## Instructions for the task
Copy each line exactly.

## Data lines

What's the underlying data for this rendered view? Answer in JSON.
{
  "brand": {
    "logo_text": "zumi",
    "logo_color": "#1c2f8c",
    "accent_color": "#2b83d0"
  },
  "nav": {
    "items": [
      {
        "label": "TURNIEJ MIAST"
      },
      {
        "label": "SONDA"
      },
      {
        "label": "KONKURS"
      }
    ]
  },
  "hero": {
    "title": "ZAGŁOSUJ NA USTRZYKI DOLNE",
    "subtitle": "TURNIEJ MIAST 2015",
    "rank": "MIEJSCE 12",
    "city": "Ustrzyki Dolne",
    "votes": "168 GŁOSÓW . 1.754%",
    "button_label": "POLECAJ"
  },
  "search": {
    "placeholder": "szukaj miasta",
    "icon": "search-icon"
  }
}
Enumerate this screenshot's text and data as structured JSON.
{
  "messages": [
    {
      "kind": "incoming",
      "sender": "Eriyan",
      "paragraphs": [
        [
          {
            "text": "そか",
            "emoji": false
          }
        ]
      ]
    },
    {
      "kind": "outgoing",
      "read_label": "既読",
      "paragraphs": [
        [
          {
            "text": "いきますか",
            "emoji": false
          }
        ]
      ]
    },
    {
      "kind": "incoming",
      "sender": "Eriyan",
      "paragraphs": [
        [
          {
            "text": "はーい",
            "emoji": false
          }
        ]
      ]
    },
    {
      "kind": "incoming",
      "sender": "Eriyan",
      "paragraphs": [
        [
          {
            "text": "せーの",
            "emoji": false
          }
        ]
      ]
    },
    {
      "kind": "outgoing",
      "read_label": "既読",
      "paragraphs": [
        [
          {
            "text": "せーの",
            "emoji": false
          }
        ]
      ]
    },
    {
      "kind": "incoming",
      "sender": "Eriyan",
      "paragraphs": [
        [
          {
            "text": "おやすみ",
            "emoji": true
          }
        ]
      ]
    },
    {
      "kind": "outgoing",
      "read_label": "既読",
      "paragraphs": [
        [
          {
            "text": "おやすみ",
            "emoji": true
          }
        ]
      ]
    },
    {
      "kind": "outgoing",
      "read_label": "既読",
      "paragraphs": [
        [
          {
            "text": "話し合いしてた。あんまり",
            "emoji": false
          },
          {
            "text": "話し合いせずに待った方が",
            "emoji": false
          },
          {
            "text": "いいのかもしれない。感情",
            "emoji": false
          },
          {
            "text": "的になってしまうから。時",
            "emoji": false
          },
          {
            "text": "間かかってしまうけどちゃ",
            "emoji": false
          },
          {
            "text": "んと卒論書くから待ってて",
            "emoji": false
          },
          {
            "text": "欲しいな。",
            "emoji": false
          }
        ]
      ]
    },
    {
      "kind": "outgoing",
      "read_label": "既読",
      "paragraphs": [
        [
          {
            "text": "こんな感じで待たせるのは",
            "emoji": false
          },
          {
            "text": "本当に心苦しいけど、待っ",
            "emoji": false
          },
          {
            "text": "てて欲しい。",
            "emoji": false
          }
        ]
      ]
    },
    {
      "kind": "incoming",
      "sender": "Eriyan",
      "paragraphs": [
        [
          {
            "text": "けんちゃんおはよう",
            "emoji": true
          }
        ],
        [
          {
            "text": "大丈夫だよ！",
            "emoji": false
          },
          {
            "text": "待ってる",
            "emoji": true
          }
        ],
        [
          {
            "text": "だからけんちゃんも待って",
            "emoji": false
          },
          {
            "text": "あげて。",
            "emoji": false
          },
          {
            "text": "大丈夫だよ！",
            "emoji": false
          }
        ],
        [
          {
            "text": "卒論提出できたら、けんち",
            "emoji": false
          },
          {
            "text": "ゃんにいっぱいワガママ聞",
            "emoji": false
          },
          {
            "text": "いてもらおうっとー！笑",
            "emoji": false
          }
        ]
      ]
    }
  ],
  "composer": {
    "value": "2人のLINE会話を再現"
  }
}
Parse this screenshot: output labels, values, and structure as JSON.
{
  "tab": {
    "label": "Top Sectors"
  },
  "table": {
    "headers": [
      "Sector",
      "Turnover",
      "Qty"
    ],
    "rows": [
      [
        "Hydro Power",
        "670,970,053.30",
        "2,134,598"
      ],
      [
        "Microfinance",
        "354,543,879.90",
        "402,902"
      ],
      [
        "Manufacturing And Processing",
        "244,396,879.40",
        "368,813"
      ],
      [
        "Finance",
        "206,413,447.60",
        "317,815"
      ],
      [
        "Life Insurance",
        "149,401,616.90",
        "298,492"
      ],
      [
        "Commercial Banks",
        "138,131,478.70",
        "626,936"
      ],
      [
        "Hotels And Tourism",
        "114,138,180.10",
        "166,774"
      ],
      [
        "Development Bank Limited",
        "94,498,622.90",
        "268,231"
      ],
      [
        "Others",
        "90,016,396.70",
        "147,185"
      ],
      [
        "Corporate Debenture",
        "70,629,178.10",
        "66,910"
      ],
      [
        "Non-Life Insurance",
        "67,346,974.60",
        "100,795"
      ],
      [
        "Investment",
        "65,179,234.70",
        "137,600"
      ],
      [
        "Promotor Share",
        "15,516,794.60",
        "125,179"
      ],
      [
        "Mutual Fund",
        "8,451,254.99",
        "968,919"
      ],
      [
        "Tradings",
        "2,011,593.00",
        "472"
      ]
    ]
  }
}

## Solution to the exercise
What's the underlying data for this rendered view? Answer in JSON.
{
  "brand": {
    "logo_text": "zumi",
    "logo_color": "#1c2f8c",
    "accent_color": "#2b83d0"
  },
  "nav": {
    "items": [
      {
        "label": "TURNIEJ MIAST"
      },
      {
        "label": "SONDA"
      },
      {
        "label": "KONKURS"
      }
    ]
  },
  "hero": {
    "title": "ZAGŁOSUJ NA USTRZYKI DOLNE",
    "subtitle": "TURNIEJ MIAST 2015",
    "rank": "MIEJSCE 12",
    "city": "Ustrzyki Dolne",
    "votes": "168 GŁOSÓW . 1.754%",
    "button_label": "POLECAJ"
  },
  "search": {
    "placeholder": "szukaj miasta",
    "icon": "search-icon"
  }
}
Enumerate this screenshot's text and data as structured JSON.
{
  "messages": [
    {
      "kind": "incoming",
      "sender": "Eriyan",
      "paragraphs": [
        [
          {
            "text": "そか",
            "emoji": false
          }
        ]
      ]
    },
    {
      "kind": "outgoing",
      "read_label": "既読",
      "paragraphs": [
        [
          {
            "text": "いきますか",
            "emoji": false
          }
        ]
      ]
    },
    {
      "kind": "incoming",
      "sender": "Eriyan",
      "paragraphs": [
        [
          {
            "text": "はーい",
            "emoji": false
          }
        ]
      ]
    },
    {
      "kind": "incoming",
      "sender": "Eriyan",
      "paragraphs": [
        [
          {
            "text": "せーの",
            "emoji": false
          }
        ]
      ]
    },
    {
      "kind": "outgoing",
      "read_label": "既読",
      "paragraphs": [
        [
          {
            "text": "せーの",
            "emoji": false
          }
        ]
      ]
    },
    {
      "kind": "incoming",
      "sender": "Eriyan",
      "paragraphs": [
        [
          {
            "text": "おやすみ",
            "emoji": true
          }
        ]
      ]
    },
    {
      "kind": "outgoing",
      "read_label": "既読",
      "paragraphs": [
        [
          {
            "text": "おやすみ",
            "emoji": true
          }
        ]
      ]
    },
    {
      "kind": "outgoing",
      "read_label": "既読",
      "paragraphs": [
        [
          {
            "text": "話し合いしてた。あんまり",
            "emoji": false
          },
          {
            "text": "話し合いせずに待った方が",
            "emoji": false
          },
          {
            "text": "いいのかもしれない。感情",
            "emoji": false
          },
          {
            "text": "的になってしまうから。時",
            "emoji": false
          },
          {
            "text": "間かかってしまうけどちゃ",
            "emoji": false
          },
          {
            "text": "んと卒論書くから待ってて",
            "emoji": false
          },
          {
            "text": "欲しいな。",
            "emoji": false
          }
        ]
      ]
    },
    {
      "kind": "outgoing",
      "read_label": "既読",
      "paragraphs": [
        [
          {
            "text": "こんな感じで待たせるのは",
            "emoji": false
          },
          {
            "text": "本当に心苦しいけど、待っ",
            "emoji": false
          },
          {
            "text": "てて欲しい。",
            "emoji": false
          }
        ]
      ]
    },
    {
      "kind": "incoming",
      "sender": "Eriyan",
      "paragraphs": [
        [
          {
            "text": "けんちゃんおはよう",
            "emoji": true
          }
        ],
        [
          {
            "text": "大丈夫だよ！",
            "emoji": false
          },
          {
            "text": "待ってる",
            "emoji": true
          }
        ],
        [
          {
            "text": "だからけんちゃんも待って",
            "emoji": false
          },
          {
            "text": "あげて。",
            "emoji": false
          },
          {
            "text": "大丈夫だよ！",
            "emoji": false
          }
        ],
        [
          {
            "text": "卒論提出できたら、けんち",
            "emoji": false
          },
          {
            "text": "ゃんにいっぱいワガママ聞",
            "emoji": false
          },
          {
            "text": "いてもらおうっとー！笑",
            "emoji": false
          }
        ]
      ]
    }
  ],
  "composer": {
    "value": "2人のLINE会話を再現"
  }
}
Parse this screenshot: output labels, values, and structure as JSON.
{
  "tab": {
    "label": "Top Sectors"
  },
  "table": {
    "headers": [
      "Sector",
      "Turnover",
      "Qty"
    ],
    "rows": [
      [
        "Hydro Power",
        "670,970,053.30",
        "2,134,598"
      ],
      [
        "Microfinance",
        "354,543,879.90",
        "402,902"
      ],
      [
        "Manufacturing And Processing",
        "244,396,879.40",
        "368,813"
      ],
      [
        "Finance",
        "206,413,447.60",
        "317,815"
      ],
      [
        "Life Insurance",
        "149,401,616.90",
        "298,492"
      ],
      [
        "Commercial Banks",
        "138,131,478.70",
        "626,936"
      ],
      [
        "Hotels And Tourism",
        "114,138,180.10",
        "166,774"
      ],
      [
        "Development Bank Limited",
        "94,498,622.90",
        "268,231"
      ],
      [
        "Others",
        "90,016,396.70",
        "147,185"
      ],
      [
        "Corporate Debenture",
        "70,629,178.10",
        "66,910"
      ],
      [
        "Non-Life Insurance",
        "67,346,974.60",
        "100,795"
      ],
      [
        "Investment",
        "65,179,234.70",
        "137,600"
      ],
      [
        "Promotor Share",
        "15,516,794.60",
        "125,179"
      ],
      [
        "Mutual Fund",
        "8,451,254.99",
        "968,919"
      ],
      [
        "Tradings",
        "2,011,593.00",
        "472"
      ]
    ]
  }
}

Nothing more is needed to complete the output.